> [Short exercise]
Report how many lines in the listing below include the word "الوجه". Write nothing besides the number.

+++

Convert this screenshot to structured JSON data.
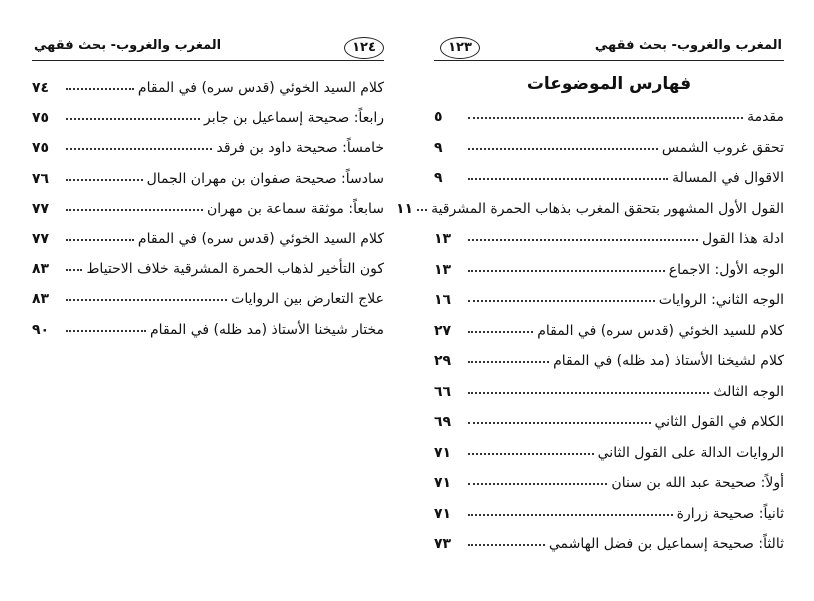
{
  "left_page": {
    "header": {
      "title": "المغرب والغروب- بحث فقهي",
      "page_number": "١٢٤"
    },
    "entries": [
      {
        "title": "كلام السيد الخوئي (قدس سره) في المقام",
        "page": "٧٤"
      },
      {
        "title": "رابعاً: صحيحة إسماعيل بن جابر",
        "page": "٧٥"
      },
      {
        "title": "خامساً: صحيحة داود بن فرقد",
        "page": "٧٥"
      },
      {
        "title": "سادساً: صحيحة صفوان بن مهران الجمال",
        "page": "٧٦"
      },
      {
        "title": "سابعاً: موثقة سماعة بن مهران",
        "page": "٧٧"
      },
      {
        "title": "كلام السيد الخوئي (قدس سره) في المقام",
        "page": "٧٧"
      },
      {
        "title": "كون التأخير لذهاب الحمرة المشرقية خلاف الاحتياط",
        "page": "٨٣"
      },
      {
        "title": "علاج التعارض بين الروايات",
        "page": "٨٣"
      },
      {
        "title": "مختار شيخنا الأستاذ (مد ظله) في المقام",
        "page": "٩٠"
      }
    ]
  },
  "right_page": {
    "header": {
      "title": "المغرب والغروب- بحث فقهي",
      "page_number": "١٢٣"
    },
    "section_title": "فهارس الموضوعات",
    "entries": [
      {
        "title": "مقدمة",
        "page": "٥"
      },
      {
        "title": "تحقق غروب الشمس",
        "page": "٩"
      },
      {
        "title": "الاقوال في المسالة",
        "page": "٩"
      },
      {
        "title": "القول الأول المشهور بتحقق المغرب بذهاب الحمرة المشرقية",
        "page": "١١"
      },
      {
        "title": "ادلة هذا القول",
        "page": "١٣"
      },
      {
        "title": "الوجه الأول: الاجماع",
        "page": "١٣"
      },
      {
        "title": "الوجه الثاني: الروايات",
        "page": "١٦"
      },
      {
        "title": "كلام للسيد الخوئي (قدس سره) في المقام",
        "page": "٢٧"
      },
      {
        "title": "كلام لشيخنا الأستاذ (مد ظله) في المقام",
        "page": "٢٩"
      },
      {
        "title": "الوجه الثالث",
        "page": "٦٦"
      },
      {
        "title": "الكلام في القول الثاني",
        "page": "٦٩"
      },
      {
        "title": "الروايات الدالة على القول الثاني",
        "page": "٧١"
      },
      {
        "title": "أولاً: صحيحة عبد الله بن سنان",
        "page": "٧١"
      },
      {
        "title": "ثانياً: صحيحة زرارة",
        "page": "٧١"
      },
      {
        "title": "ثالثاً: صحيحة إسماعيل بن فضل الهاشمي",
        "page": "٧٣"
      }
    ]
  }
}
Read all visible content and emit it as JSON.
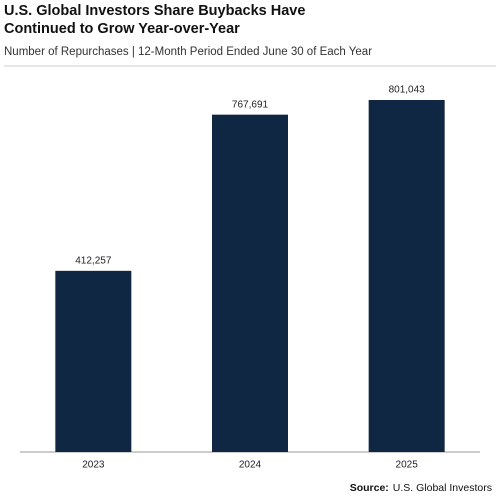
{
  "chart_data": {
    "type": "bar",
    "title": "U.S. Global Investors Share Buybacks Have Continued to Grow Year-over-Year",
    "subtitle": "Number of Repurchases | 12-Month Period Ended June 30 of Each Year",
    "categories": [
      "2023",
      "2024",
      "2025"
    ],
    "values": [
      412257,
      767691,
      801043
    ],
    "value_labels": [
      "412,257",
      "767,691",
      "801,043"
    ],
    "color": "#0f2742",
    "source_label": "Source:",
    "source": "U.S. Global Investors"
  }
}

+++

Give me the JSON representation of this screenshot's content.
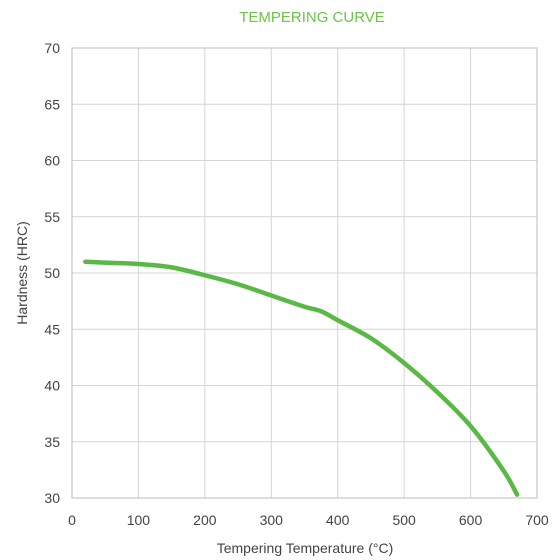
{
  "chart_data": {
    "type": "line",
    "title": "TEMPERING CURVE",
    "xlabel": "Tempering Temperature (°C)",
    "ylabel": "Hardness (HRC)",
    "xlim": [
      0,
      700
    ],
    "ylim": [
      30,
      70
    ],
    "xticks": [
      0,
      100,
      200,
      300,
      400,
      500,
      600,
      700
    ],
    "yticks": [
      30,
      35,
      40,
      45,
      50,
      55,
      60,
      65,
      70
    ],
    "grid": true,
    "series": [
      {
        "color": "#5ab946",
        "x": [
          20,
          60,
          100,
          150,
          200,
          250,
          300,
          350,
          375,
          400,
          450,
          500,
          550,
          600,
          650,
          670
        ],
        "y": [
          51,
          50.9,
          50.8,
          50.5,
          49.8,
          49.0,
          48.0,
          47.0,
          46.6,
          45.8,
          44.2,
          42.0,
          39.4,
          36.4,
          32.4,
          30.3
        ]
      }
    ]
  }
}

+++

> [Exercise solution]
3